▸ EXERCISE
Would you extract the whole listing below and retype it exactly?

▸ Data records
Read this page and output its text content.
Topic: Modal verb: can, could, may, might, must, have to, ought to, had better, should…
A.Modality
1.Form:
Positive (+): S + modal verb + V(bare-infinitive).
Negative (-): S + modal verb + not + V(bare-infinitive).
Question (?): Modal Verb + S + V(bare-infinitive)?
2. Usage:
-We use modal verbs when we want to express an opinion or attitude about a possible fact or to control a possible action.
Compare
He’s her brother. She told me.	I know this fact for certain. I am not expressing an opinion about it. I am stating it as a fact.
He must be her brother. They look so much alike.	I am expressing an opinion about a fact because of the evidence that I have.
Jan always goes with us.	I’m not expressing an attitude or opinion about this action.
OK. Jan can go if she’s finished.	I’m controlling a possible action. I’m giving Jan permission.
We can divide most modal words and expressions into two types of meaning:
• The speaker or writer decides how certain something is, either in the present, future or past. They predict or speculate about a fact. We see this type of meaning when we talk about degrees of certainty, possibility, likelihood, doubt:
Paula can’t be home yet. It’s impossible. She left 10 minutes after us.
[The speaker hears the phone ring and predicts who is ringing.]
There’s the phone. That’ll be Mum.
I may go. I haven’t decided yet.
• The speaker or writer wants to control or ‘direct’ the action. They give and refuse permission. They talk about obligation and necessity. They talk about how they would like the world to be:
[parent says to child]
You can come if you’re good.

▸ RESPONSE TO THIS TASK
Read this page and output its text content.
Topic: Modal verb: can, could, may, might, must, have to, ought to, had better, should…
A.Modality
1.Form:
Positive (+): S + modal verb + V(bare-infinitive).
Negative (-): S + modal verb + not + V(bare-infinitive).
Question (?): Modal Verb + S + V(bare-infinitive)?
2. Usage:
-We use modal verbs when we want to express an opinion or attitude about a possible fact or to control a possible action.
Compare
He’s her brother. She told me.	I know this fact for certain. I am not expressing an opinion about it. I am stating it as a fact.
He must be her brother. They look so much alike.	I am expressing an opinion about a fact because of the evidence that I have.
Jan always goes with us.	I’m not expressing an attitude or opinion about this action.
OK. Jan can go if she’s finished.	I’m controlling a possible action. I’m giving Jan permission.
We can divide most modal words and expressions into two types of meaning:
• The speaker or writer decides how certain something is, either in the present, future or past. They predict or speculate about a fact. We see this type of meaning when we talk about degrees of certainty, possibility, likelihood, doubt:
Paula can’t be home yet. It’s impossible. She left 10 minutes after us.
[The speaker hears the phone ring and predicts who is ringing.]
There’s the phone. That’ll be Mum.
I may go. I haven’t decided yet.
• The speaker or writer wants to control or ‘direct’ the action. They give and refuse permission. They talk about obligation and necessity. They talk about how they would like the world to be:
[parent says to child]
You can come if you’re good.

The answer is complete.